---------- Provided information

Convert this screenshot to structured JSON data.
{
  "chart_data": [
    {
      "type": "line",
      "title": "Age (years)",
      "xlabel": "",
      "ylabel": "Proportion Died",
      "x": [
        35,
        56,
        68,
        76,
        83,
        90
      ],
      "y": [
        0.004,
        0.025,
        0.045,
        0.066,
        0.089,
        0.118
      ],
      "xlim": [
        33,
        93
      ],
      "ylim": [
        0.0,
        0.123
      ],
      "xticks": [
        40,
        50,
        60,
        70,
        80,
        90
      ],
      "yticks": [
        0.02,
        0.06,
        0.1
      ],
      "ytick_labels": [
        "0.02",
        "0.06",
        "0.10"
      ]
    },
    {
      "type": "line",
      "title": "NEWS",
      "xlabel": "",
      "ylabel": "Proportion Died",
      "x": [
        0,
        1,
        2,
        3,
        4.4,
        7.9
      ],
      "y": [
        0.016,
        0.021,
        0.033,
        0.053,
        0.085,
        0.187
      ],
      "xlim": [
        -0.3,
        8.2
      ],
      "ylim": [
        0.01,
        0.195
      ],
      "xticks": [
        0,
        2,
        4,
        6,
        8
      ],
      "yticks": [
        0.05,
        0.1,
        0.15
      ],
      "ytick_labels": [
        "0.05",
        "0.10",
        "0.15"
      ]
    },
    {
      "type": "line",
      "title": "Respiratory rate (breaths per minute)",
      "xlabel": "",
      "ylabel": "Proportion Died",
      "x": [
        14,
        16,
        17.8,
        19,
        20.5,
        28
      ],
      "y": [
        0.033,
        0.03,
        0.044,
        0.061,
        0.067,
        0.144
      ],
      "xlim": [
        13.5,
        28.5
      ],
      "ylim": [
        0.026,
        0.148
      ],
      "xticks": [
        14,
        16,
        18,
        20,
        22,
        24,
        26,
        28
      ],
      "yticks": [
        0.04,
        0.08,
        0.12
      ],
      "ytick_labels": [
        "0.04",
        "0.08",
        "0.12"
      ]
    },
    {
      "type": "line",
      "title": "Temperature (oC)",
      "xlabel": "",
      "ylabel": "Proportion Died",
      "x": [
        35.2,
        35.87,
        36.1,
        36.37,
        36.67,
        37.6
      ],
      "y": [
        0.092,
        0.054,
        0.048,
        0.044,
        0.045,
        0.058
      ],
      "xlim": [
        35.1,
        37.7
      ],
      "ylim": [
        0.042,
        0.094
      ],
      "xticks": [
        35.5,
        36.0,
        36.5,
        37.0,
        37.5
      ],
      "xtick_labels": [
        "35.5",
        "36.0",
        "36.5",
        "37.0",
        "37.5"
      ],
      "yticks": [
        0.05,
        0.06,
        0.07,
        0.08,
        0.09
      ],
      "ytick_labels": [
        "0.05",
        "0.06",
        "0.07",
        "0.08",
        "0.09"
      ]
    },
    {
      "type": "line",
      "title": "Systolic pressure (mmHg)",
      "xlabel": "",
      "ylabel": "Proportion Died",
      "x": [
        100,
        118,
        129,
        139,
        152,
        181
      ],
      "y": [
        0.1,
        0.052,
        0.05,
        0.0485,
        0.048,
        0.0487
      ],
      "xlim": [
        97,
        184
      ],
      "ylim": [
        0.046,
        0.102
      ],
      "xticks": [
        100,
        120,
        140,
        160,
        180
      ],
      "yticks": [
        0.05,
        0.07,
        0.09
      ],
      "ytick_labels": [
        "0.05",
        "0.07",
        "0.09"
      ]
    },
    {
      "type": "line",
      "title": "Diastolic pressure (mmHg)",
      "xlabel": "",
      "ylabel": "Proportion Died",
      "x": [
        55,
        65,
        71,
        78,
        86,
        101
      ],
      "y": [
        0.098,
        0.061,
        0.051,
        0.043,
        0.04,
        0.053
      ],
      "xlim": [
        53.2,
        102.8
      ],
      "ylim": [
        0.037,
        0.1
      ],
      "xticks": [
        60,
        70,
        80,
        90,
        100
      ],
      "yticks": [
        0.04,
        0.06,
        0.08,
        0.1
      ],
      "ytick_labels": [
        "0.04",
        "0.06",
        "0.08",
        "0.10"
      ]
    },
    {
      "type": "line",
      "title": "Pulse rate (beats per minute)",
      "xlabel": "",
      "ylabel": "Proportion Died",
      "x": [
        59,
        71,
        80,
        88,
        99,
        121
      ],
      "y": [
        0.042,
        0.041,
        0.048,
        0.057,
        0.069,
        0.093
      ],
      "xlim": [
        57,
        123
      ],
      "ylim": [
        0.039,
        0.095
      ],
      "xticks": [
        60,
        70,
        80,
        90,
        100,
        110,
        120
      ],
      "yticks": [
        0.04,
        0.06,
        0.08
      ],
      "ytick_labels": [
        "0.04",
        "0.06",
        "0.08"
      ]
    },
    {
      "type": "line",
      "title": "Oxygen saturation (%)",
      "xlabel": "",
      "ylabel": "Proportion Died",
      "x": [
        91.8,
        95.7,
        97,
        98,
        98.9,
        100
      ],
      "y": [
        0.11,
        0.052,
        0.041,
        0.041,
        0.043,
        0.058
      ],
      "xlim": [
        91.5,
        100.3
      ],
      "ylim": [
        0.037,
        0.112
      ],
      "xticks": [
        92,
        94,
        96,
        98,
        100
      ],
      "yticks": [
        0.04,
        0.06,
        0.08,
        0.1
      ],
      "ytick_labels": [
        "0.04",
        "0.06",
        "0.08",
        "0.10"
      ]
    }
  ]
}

--------------------

> What you will do
Select every line above that contains the word "mmHg", and copy it.

> Exercise output
      "title": "Systolic pressure (mmHg)",
      "title": "Diastolic pressure (mmHg)",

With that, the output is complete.